DIRECTION: Look through the material below, count the lines containing the word "cent", and state only the count.

>> BEGIN

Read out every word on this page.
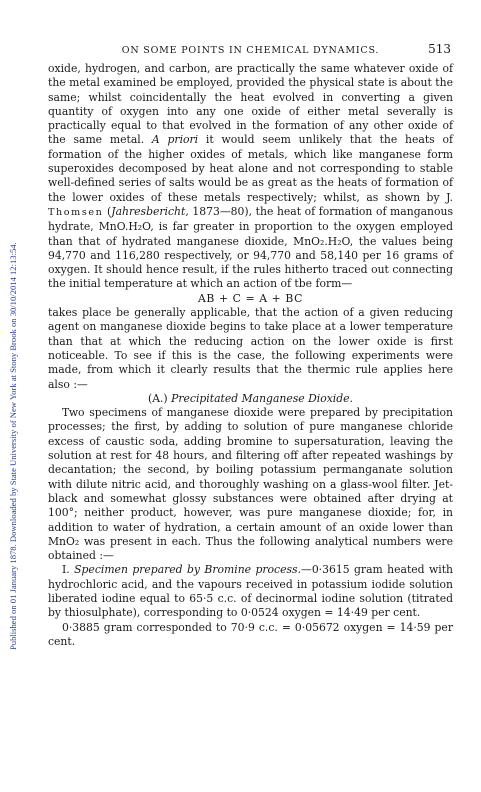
Published on 01 January 1878. Downloaded by State University of New York at Stony Brook on 30/10/2014 12:13:54.
ON SOME POINTS IN CHEMICAL DYNAMICS.	513

oxide, hydrogen, and carbon, are practically the same whatever oxide of the metal examined be employed, provided the physical state is about the same; whilst coincidentally the heat evolved in converting a given quantity of oxygen into any one oxide of either metal severally is practically equal to that evolved in the formation of any other oxide of the same metal. A priori it would seem unlikely that the heats of formation of the higher oxides of metals, which like manganese form superoxides decomposed by heat alone and not corresponding to stable well-defined series of salts would be as great as the heats of formation of the lower oxides of these metals respectively; whilst, as shown by J. Thomsen (Jahresbericht, 1873—80), the heat of formation of manganous hydrate, MnO.H₂O, is far greater in proportion to the oxygen employed than that of hydrated manganese dioxide, MnO₂.H₂O, the values being 94,770 and 116,280 respectively, or 94,770 and 58,140 per 16 grams of oxygen. It should hence result, if the rules hitherto traced out connecting the initial temperature at which an action of tbe form—

AB + C = A + BC

takes place be generally applicable, that the action of a given reducing agent on manganese dioxide begins to take place at a lower temperature than that at which the reducing action on the lower oxide is first noticeable. To see if this is the case, the following experiments were made, from which it clearly results that the thermic rule applies here also :—

(A.) Precipitated Manganese Dioxide.

Two specimens of manganese dioxide were prepared by precipitation processes; the first, by adding to solution of pure manganese chloride excess of caustic soda, adding bromine to supersaturation, leaving the solution at rest for 48 hours, and filtering off after repeated washings by decantation; the second, by boiling potassium permanganate solution with dilute nitric acid, and thoroughly washing on a glass-wool filter. Jet-black and somewhat glossy substances were obtained after drying at 100°; neither product, however, was pure manganese dioxide; for, in addition to water of hydration, a certain amount of an oxide lower than MnO₂ was present in each. Thus the following analytical numbers were obtained :—

I. Specimen prepared by Bromine process.—0·3615 gram heated with hydrochloric acid, and the vapours received in potassium iodide solution liberated iodine equal to 65·5 c.c. of decinormal iodine solution (titrated by thiosulphate), corresponding to 0·0524 oxygen = 14·49 per cent.

0·3885 gram corresponded to 70·9 c.c. = 0·05672 oxygen = 14·59 per cent.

>> END

SOLUTION FOR THIS PROBLEM: 2